Thank you, Patti, for this wonderful reading. It came as such a welcome surprise. “The Waves” is among my favorite things and though I frequently go to the bookcase for a sip of the divine specific, every year on this date I reread the entire Waves, as a way to honor Woolf, feeling sorrow for her suffering but also respecting the choice she made.

I start reading it the night before, read until I fall asleep, and resume upon awakening (book in hand, glasses on). I read it aloud because I love the sounds. It is so much a poem, I think it should always be read aloud.

I’ve often thought it would be great to have public readings of “The Waves” on Woolf’s passing day (the way Joyce’s “Ulysses” is read on June 16, known as Bloomsday).

So it was especially moving, after reading it myself much of the day, to hear that last passage in your voice. It is the closest I’ve gotten to reading it with someone else on this day.

In gratitude, and for anyone who might be interested, I will share a passage from “The Waves” that I think holds a key to reading “The Waves.” I strongly recommend reading this aloud. As with poetry, making the sounds with one’s mouth -- and hearing them -- is as crucial as anything one can say the words mean. I can’t emphasize this enough. If one encounters writing that feels hard -- this is especially so with poetry -- the best thing to do is just keep reading it aloud. Also, write the lines out. Don’t worry about thinking a thing. The “meaning” will come through in the act of repeated devoted transcription and reading. So it is with “The Waves.” If you haven’t yet read it, don’t be afraid! Read it aloud and listen to all voices as they speak through your mouth.

------------------------------------------------

* [GOAL]:
Answer these questions about the comment on reading "The Waves":
1. On what date is Joyce's "Ulysses" read publicly?
2. When does the writer begin the yearly rereading of "The Waves"?
3. Along with reading aloud, what does the writer advise doing with hard lines?
Answer using only the text above.

(Box annotation data)

------------------------------------------------

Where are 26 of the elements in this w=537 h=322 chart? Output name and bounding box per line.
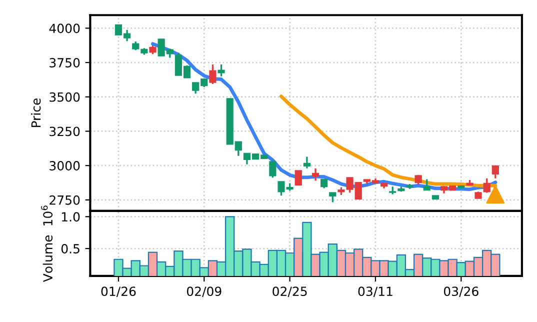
y-tick-label: 3500 <box>50 92 80 102</box>
y-axis-title: Volume 10$^{6}$ <box>41 206 53 282</box>
candlestick <box>414 174 422 186</box>
candlestick <box>312 167 320 182</box>
candlestick <box>492 165 499 180</box>
candlestick <box>218 64 225 78</box>
y-tick-label: 3750 <box>50 58 80 68</box>
y-tick-label: 4000 <box>49 24 80 34</box>
y-tick-label: 3250 <box>50 126 80 136</box>
y-tick-label: 2750 <box>50 195 80 205</box>
candlestick <box>209 64 216 85</box>
x-tick-label: 02/25 <box>272 286 307 298</box>
y-tick-label: 3000 <box>50 161 80 170</box>
candlestick <box>329 192 336 204</box>
candlestick <box>423 178 430 191</box>
x-tick-label: 02/09 <box>186 286 222 298</box>
candlestick <box>269 160 276 178</box>
y-tick-label: 0.5 <box>61 244 80 254</box>
x-tick-label: 03/11 <box>358 286 392 298</box>
candlestick <box>483 178 490 194</box>
x-tick-label: 03/26 <box>444 286 478 298</box>
x-tick-label: 01/26 <box>101 286 136 298</box>
candlestick <box>303 156 310 170</box>
y-axis-title: Price <box>31 98 41 128</box>
y-tick-label: 1.0 <box>62 212 80 222</box>
candlestick <box>294 170 302 186</box>
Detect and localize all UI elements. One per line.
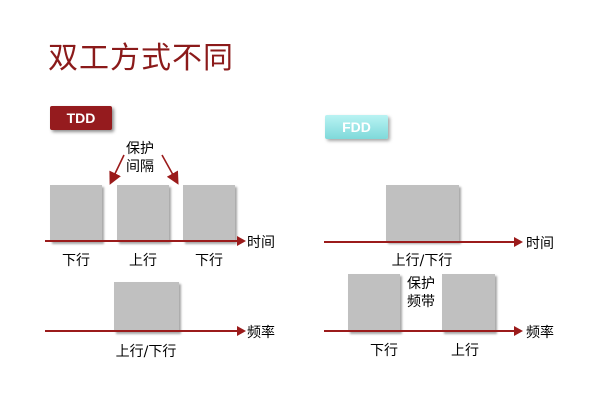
tdd-freq-axis-arrow [237,326,246,336]
tdd-guard-line1: 保护 [126,141,154,157]
tdd-time-axis-label: 时间 [247,235,275,251]
tdd-slot-label-1: 下行 [62,253,90,269]
fdd-guard-line1: 保护 [407,276,435,292]
tdd-tag: TDD [50,106,112,130]
tdd-guard-arrow-left [109,154,125,185]
tdd-time-block-uplink [117,185,169,242]
fdd-freq-block-downlink [348,274,400,332]
fdd-time-block [386,185,459,242]
fdd-freq-axis-label: 频率 [526,325,554,341]
page-title: 双工方式不同 [48,41,234,76]
fdd-freq-axis-arrow [514,326,523,336]
fdd-band-label-2: 上行 [451,343,479,359]
fdd-guard-line2: 频带 [407,294,435,310]
fdd-time-axis-label: 时间 [526,236,554,252]
tdd-freq-block [114,282,179,332]
tdd-time-block-downlink-1 [50,185,102,242]
fdd-band-label-1: 下行 [370,343,398,359]
tdd-guard-arrow-right [161,154,179,185]
fdd-freq-axis [324,330,515,332]
tdd-time-axis-arrow [237,236,246,246]
tdd-time-block-downlink-2 [183,185,235,242]
tdd-freq-label: 上行/下行 [115,344,177,360]
tdd-guard-line2: 间隔 [126,159,154,175]
tdd-freq-axis-label: 频率 [247,325,275,341]
tdd-time-axis [45,240,238,242]
tdd-freq-axis [45,330,238,332]
fdd-time-axis [324,241,515,243]
tdd-slot-label-2: 上行 [129,253,157,269]
tdd-guard-interval-label: 保护 间隔 [126,140,154,176]
fdd-guard-band-label: 保护 频带 [407,275,435,311]
fdd-time-label: 上行/下行 [391,253,453,269]
tdd-slot-label-3: 下行 [195,253,223,269]
fdd-time-axis-arrow [514,237,523,247]
fdd-tag: FDD [325,115,388,139]
fdd-freq-block-uplink [442,274,495,332]
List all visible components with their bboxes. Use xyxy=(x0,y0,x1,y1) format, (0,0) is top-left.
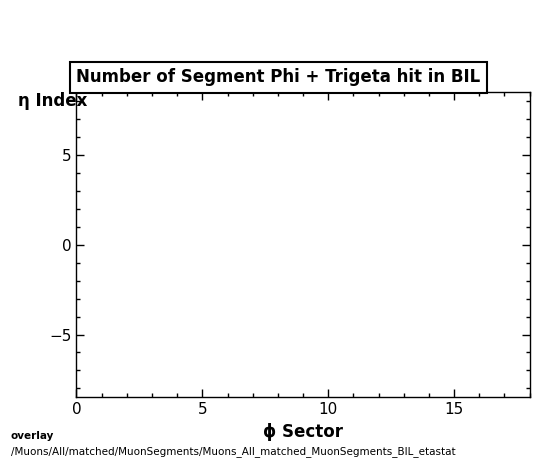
Text: /Muons/All/matched/MuonSegments/Muons_All_matched_MuonSegments_BIL_etastat: /Muons/All/matched/MuonSegments/Muons_Al… xyxy=(11,446,455,457)
Text: η Index: η Index xyxy=(17,92,87,110)
Text: Number of Segment Phi + Trigeta hit in BIL: Number of Segment Phi + Trigeta hit in B… xyxy=(76,68,480,86)
Text: overlay: overlay xyxy=(11,431,54,441)
X-axis label: ϕ Sector: ϕ Sector xyxy=(263,423,343,441)
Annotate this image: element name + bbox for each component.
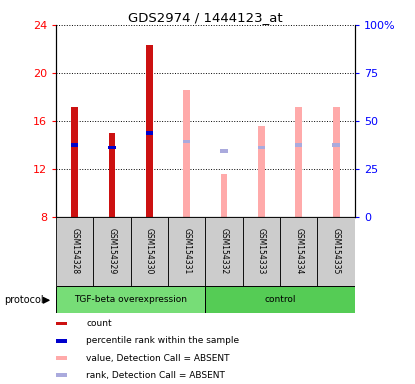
Bar — [168, 217, 205, 286]
Bar — [243, 217, 280, 286]
Bar — [56, 217, 93, 286]
Bar — [258, 126, 265, 217]
Bar — [56, 339, 67, 343]
Bar — [258, 146, 265, 149]
Bar — [93, 217, 131, 286]
Title: GDS2974 / 1444123_at: GDS2974 / 1444123_at — [128, 11, 283, 24]
Bar — [131, 217, 168, 286]
Text: protocol: protocol — [4, 295, 44, 305]
Text: GSM154329: GSM154329 — [107, 228, 117, 275]
Text: control: control — [264, 295, 296, 304]
Text: TGF-beta overexpression: TGF-beta overexpression — [74, 295, 187, 304]
Text: GSM154332: GSM154332 — [220, 228, 229, 275]
Bar — [183, 139, 190, 143]
Bar — [146, 45, 153, 217]
Bar — [56, 286, 205, 313]
Bar — [56, 374, 67, 377]
Text: count: count — [86, 319, 112, 328]
Bar — [56, 356, 67, 360]
Bar — [205, 286, 355, 313]
Bar — [108, 146, 116, 149]
Bar — [295, 143, 303, 147]
Bar — [146, 131, 153, 135]
Bar — [280, 217, 317, 286]
Bar — [220, 149, 228, 153]
Text: GSM154330: GSM154330 — [145, 228, 154, 275]
Text: rank, Detection Call = ABSENT: rank, Detection Call = ABSENT — [86, 371, 225, 380]
Text: GSM154331: GSM154331 — [182, 228, 191, 275]
Text: GSM154335: GSM154335 — [332, 228, 341, 275]
Text: GSM154334: GSM154334 — [294, 228, 303, 275]
Bar — [109, 133, 115, 217]
Bar — [332, 143, 340, 147]
Bar — [183, 90, 190, 217]
Text: GSM154328: GSM154328 — [70, 228, 79, 275]
Text: value, Detection Call = ABSENT: value, Detection Call = ABSENT — [86, 354, 230, 362]
Bar — [71, 143, 78, 147]
Bar — [221, 174, 227, 217]
Bar — [317, 217, 355, 286]
Bar — [333, 107, 339, 217]
Text: percentile rank within the sample: percentile rank within the sample — [86, 336, 239, 345]
Bar — [295, 107, 302, 217]
Bar — [71, 107, 78, 217]
Bar — [205, 217, 243, 286]
Text: GSM154333: GSM154333 — [257, 228, 266, 275]
Bar — [56, 322, 67, 325]
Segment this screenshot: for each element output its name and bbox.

------------------------------------------------

* [RESPONSE TO THIS TASK]:
1. June 16, known as Bloomsday.
2. The night before the anniversary of Woolf's passing.
3. Write the lines out.